Supplied material:
* * *
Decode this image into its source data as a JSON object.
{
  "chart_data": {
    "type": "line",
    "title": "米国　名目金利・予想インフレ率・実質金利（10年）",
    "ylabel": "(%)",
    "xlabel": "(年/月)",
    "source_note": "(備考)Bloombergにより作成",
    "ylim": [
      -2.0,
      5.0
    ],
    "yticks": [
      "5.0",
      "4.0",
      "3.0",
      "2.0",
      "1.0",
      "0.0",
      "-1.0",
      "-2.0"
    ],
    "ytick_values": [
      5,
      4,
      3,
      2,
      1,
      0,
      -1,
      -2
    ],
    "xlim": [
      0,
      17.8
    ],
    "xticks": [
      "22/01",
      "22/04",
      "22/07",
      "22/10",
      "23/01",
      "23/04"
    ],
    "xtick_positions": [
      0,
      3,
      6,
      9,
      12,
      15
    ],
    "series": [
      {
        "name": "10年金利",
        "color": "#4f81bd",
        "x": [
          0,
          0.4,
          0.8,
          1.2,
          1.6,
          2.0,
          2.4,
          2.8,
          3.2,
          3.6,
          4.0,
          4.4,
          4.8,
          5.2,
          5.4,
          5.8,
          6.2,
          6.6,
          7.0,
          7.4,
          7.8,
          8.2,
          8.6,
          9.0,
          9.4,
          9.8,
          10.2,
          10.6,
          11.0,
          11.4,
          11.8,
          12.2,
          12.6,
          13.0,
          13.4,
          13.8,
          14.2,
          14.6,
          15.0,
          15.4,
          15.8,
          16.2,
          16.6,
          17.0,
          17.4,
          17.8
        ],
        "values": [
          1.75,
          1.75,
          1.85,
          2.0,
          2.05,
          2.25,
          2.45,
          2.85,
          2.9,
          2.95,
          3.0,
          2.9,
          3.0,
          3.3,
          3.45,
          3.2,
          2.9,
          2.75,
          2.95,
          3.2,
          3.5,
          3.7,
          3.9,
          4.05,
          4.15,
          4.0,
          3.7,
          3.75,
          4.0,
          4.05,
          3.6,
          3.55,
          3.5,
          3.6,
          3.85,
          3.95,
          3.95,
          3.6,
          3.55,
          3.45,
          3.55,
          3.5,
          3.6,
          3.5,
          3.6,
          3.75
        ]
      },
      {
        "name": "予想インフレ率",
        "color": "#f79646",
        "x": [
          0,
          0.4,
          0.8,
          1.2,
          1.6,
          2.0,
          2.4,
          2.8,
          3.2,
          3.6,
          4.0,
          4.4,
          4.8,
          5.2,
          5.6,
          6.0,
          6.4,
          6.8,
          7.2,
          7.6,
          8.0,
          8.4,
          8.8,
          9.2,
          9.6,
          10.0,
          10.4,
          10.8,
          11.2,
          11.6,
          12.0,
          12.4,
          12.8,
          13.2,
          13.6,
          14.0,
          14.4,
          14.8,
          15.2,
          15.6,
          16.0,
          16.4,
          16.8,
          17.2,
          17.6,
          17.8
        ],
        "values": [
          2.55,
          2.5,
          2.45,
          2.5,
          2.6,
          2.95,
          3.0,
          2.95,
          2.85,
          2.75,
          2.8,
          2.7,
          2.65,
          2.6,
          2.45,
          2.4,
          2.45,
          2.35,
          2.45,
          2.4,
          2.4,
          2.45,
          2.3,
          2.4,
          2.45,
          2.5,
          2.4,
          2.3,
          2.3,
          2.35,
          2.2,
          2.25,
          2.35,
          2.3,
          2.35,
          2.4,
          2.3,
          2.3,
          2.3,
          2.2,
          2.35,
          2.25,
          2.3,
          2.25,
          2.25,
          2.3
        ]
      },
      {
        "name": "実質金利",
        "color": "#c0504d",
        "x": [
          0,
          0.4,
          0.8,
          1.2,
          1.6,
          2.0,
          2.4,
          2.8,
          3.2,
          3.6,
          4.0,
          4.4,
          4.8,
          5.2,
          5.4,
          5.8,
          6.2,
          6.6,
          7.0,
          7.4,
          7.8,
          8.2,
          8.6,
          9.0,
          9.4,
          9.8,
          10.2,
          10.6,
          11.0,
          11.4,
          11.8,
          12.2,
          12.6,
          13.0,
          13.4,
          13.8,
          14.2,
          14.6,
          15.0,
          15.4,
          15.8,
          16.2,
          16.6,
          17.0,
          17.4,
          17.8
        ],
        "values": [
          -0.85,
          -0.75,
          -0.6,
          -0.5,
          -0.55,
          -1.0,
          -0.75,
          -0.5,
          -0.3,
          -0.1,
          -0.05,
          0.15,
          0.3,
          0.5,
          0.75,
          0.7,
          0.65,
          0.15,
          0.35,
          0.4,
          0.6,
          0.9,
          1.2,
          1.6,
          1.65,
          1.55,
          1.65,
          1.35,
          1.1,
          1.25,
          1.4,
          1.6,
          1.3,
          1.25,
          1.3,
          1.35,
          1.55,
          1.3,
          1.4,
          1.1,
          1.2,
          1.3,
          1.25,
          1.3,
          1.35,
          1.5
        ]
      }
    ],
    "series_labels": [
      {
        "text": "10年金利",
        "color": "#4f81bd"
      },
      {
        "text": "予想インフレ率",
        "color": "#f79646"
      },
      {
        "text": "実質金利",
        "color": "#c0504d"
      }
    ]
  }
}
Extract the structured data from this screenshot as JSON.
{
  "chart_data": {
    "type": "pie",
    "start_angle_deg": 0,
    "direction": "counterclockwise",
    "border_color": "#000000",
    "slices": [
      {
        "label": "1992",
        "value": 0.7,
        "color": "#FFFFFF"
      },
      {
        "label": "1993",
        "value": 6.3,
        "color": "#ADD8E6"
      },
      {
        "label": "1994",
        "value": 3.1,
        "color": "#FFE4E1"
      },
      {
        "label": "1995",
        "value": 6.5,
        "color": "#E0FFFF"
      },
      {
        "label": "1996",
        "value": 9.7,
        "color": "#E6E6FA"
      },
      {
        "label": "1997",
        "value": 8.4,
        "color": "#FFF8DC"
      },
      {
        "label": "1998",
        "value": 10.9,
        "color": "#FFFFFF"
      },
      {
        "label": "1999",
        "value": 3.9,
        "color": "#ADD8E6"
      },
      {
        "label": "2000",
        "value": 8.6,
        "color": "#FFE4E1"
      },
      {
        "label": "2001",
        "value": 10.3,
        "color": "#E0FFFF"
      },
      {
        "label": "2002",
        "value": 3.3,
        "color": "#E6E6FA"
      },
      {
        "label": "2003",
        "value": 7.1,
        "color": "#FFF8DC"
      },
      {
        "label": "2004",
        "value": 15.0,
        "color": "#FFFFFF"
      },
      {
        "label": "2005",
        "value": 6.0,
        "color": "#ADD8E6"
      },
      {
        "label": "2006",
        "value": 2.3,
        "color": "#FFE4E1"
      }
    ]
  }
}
* * *
Goal: How many of the lines above hold the word "実質金利"? Give only that number.

Correct response: 3